● Your instructions
Copy every line from the records below that holds the word "个人背景和动机".

● Stored records
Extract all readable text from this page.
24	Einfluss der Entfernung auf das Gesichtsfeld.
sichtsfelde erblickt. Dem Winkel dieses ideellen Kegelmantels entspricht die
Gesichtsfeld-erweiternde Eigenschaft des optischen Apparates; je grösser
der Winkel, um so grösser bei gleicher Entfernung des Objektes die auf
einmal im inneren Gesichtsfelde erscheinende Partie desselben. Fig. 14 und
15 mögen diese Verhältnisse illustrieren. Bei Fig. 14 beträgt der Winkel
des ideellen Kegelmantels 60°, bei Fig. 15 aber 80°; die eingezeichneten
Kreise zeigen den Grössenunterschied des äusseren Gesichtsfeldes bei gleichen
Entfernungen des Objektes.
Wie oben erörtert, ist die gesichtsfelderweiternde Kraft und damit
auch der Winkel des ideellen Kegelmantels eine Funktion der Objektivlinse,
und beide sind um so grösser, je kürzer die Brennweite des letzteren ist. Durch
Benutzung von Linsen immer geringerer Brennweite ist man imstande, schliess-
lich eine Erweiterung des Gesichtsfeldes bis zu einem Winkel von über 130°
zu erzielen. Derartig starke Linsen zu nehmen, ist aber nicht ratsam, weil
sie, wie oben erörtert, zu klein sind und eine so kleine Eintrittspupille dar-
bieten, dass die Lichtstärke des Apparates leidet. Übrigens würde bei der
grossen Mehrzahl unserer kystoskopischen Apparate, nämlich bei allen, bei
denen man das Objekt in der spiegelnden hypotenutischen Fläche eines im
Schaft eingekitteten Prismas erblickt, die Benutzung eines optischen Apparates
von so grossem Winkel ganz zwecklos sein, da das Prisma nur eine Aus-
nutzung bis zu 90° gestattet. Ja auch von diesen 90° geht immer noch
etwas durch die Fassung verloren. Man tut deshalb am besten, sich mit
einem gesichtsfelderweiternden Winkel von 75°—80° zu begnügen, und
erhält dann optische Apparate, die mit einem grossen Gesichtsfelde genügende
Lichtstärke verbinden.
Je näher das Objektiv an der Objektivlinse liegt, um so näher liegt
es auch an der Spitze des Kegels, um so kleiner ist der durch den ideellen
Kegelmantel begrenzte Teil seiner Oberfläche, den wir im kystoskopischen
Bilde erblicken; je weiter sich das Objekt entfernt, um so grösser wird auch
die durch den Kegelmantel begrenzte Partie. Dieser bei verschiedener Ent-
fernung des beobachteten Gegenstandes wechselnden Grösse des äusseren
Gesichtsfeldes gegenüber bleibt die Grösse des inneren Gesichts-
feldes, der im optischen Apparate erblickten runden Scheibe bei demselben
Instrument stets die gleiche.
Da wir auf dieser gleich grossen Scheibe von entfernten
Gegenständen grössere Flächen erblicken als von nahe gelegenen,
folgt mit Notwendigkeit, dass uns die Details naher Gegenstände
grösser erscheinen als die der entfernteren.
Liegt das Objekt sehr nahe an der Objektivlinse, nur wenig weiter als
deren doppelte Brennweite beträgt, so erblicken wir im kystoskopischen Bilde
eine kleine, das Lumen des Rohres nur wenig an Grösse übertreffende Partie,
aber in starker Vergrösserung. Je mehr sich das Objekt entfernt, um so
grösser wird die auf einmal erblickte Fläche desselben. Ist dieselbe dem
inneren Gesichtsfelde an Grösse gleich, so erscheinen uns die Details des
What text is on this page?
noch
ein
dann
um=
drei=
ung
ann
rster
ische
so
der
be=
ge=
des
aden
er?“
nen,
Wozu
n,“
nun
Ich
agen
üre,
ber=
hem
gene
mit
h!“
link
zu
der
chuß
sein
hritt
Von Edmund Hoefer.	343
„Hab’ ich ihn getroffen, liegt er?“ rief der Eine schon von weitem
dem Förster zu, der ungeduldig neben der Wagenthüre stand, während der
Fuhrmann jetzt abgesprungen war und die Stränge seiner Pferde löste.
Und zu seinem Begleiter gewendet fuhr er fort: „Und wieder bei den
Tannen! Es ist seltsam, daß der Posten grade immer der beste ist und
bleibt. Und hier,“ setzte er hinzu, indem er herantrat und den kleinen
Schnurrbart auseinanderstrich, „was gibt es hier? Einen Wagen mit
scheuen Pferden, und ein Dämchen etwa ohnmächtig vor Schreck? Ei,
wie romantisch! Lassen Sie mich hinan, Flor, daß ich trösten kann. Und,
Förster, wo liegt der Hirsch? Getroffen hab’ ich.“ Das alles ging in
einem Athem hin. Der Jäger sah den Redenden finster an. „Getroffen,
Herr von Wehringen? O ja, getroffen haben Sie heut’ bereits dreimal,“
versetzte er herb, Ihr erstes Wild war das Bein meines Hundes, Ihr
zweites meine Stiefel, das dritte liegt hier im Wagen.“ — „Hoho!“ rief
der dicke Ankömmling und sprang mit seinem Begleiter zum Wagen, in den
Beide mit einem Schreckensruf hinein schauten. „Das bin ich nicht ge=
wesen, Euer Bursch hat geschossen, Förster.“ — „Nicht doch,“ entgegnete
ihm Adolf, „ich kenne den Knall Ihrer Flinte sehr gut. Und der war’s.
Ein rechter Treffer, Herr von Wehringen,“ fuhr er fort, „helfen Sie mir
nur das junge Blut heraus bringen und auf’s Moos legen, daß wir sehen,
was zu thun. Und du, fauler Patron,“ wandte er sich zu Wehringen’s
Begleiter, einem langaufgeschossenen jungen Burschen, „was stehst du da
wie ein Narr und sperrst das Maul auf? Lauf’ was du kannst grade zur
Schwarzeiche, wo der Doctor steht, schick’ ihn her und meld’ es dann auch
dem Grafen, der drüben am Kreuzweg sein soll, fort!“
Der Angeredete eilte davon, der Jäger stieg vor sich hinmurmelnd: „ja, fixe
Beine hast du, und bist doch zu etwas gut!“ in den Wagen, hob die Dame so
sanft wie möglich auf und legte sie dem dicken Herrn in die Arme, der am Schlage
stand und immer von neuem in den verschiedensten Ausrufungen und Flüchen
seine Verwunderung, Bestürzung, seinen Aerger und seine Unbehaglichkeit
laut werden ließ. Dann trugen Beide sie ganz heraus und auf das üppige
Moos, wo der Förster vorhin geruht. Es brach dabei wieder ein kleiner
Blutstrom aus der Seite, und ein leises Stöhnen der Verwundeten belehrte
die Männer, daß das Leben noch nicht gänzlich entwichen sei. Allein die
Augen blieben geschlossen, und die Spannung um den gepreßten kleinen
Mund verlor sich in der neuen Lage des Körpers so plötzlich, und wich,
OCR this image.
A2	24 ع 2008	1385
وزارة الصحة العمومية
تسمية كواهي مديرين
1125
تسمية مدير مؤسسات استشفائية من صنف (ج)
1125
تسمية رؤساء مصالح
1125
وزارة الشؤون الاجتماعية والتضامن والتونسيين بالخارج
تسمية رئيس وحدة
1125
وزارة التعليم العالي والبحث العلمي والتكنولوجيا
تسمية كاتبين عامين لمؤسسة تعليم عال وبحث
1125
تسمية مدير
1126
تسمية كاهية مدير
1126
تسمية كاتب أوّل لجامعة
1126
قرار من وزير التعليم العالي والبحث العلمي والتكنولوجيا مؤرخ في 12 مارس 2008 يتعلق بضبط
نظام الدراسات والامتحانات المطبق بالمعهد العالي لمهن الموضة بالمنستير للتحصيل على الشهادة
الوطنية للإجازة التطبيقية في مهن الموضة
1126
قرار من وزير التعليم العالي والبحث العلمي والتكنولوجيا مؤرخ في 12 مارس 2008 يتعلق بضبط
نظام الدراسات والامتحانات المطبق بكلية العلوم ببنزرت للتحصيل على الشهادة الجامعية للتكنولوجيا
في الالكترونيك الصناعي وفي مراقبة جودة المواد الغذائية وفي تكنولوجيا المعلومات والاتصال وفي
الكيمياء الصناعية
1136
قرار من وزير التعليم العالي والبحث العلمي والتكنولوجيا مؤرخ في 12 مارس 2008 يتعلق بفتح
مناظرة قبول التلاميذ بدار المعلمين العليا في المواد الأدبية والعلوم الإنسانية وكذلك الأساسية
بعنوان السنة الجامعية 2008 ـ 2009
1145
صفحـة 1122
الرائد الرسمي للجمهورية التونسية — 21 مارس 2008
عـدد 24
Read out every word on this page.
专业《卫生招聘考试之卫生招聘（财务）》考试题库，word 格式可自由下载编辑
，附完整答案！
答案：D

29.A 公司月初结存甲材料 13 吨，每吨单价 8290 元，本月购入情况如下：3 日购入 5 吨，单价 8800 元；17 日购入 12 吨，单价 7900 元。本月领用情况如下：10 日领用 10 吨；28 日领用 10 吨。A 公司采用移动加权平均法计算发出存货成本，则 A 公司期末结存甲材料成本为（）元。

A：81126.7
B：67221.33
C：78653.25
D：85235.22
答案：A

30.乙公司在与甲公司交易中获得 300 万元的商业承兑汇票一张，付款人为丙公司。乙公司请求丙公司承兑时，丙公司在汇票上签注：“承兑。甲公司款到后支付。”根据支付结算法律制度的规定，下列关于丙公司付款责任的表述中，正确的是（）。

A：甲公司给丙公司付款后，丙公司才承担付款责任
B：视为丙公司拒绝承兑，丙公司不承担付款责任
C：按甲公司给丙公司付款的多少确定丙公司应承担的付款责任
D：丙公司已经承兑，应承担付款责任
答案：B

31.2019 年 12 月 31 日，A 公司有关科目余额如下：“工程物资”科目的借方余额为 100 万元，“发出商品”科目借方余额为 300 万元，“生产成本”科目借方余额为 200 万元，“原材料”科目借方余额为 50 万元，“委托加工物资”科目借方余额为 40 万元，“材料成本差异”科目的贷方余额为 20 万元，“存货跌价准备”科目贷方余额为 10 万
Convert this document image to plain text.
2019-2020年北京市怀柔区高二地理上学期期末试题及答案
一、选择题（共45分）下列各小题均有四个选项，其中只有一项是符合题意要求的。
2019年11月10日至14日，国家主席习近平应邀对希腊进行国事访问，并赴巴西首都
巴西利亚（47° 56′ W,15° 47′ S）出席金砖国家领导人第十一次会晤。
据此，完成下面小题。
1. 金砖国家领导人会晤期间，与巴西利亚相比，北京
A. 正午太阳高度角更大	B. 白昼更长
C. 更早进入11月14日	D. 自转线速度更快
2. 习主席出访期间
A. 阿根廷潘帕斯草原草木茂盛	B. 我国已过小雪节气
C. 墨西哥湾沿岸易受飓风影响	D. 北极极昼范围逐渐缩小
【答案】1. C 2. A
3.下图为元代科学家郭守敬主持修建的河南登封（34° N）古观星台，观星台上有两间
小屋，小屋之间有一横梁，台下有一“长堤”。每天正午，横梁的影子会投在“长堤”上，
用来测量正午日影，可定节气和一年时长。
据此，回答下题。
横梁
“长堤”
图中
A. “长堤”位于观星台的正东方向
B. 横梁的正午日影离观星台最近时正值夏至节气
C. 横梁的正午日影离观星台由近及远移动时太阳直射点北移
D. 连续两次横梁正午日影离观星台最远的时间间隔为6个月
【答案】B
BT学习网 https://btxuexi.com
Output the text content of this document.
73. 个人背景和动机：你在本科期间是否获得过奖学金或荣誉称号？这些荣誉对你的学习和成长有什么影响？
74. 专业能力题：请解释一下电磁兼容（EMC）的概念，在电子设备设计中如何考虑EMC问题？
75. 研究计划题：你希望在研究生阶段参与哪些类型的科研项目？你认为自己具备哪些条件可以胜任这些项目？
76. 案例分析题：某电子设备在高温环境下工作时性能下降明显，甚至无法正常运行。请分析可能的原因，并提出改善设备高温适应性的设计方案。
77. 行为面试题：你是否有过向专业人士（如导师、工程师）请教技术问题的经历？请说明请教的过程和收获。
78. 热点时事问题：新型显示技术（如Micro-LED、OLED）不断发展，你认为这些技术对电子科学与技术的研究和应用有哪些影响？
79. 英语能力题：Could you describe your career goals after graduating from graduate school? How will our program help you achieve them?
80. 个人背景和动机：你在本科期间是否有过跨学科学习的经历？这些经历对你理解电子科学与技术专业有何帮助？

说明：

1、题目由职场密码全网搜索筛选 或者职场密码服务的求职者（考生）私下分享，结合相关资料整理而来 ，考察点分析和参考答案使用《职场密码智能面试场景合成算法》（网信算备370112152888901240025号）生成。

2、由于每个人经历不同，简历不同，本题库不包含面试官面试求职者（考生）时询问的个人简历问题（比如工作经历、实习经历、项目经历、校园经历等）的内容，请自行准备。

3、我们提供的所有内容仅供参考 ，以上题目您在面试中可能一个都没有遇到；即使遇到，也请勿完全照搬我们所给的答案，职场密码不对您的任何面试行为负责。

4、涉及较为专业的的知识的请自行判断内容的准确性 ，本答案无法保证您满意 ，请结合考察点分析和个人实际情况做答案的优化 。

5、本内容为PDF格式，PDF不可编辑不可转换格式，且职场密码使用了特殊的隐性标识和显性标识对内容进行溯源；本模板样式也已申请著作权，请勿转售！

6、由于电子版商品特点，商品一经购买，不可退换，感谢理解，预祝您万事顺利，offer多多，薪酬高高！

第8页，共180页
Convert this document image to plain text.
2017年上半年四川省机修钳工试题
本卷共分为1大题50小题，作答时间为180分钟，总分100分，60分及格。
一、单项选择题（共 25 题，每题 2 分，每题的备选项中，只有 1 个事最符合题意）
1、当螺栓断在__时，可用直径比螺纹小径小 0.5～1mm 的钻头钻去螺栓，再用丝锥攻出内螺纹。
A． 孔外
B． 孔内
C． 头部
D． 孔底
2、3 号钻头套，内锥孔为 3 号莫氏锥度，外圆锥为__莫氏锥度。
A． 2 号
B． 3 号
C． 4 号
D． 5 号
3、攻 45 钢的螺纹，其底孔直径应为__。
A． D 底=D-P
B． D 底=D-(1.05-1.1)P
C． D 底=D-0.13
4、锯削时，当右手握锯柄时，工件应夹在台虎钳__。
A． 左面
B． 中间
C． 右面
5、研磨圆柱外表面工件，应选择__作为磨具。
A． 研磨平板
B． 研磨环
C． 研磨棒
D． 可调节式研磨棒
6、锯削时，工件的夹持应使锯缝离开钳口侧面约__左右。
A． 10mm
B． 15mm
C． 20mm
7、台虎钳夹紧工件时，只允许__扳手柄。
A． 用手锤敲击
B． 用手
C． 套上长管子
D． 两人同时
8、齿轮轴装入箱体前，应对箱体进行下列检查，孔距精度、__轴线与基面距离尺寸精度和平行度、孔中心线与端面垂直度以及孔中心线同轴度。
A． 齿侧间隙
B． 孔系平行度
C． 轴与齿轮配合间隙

● Output below
73. 个人背景和动机：你在本科期间是否获得过奖学金或荣誉称号？这些荣誉对你的学习和成长有什么影响？
80. 个人背景和动机：你在本科期间是否有过跨学科学习的经历？这些经历对你理解电子科学与技术专业有何帮助？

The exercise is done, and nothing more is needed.